GIVEN EXERCISE A: In the Computer Vision post, which labels does the reader click or select in the Azure Portal to set up Computer Vision? List them in order.
GIVEN EXERCISE B: Can you reproduce the stretch of the Computer Vision post from "Cover image for" through "image with Javascript." word for word?

DEV Community

Cover image for What does the Computer Vision see? Analyse a local image with JavaScript
Goran Vuksic for Stratiteq

Posted on

What does the Computer Vision see? Analyse a local image with JavaScript

Every week here at Stratiteq we have tech talks called "Brown bag". Idea behind it is to grab your lunch (brown) bag and join a session where we watch presentation about different tech topics, and discuss it afterwards. Last week our session was about Azure Computer Vision.

Computer Vision is an AI service that analyses content in images. In documentation you can find several examples how to use it from different programming languages, in this post you'll also see one example that is not in official documentation and that is: how to analyse a local image with Javascript.

In order to set up Computer Vision you should log in to the Azure Portal, click "Create a resource", select "AI + Machine learning" and "Computer Vision".

SOURCE MATERIAL:

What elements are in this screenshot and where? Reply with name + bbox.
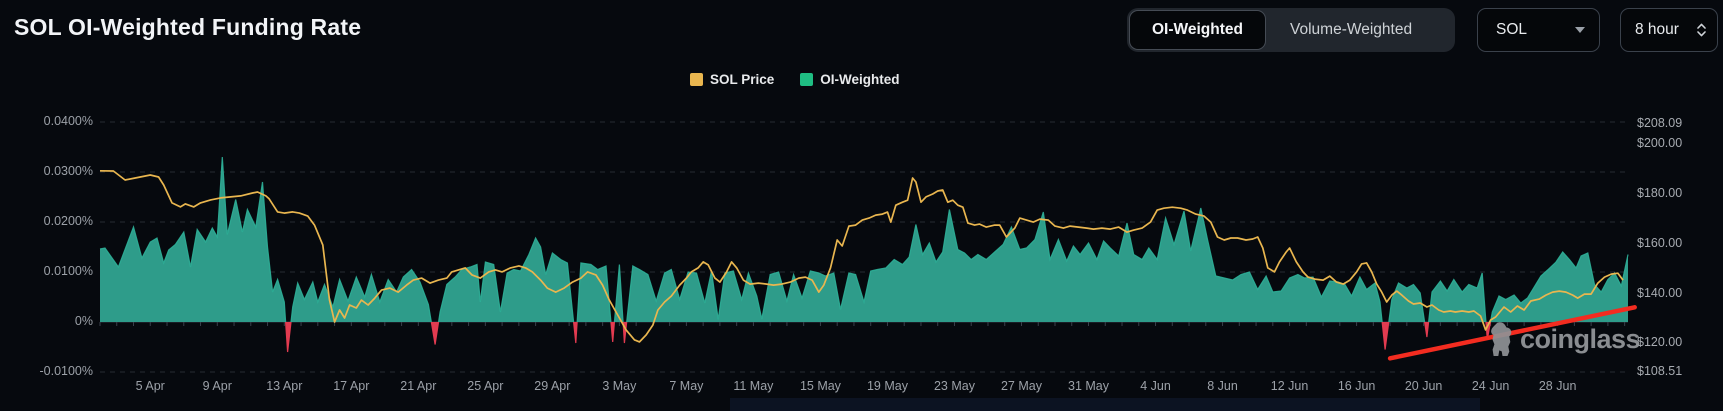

WRITTEN REPLY A:
1. Create a resource
2. AI + Machine learning
3. Computer Vision

WRITTEN REPLY B:
Cover image for What does the Computer Vision see? Analyse a local image with JavaScript
Goran Vuksic for Stratiteq

Posted on

What does the Computer Vision see? Analyse a local image with JavaScript

Every week here at Stratiteq we have tech talks called "Brown bag". Idea behind it is to grab your lunch (brown) bag and join a session where we watch presentation about different tech topics, and discuss it afterwards. Last week our session was about Azure Computer Vision.

Computer Vision is an AI service that analyses content in images. In documentation you can find several examples how to use it from different programming languages, in this post you'll also see one example that is not in official documentation and that is: how to analyse a local image with Javascript.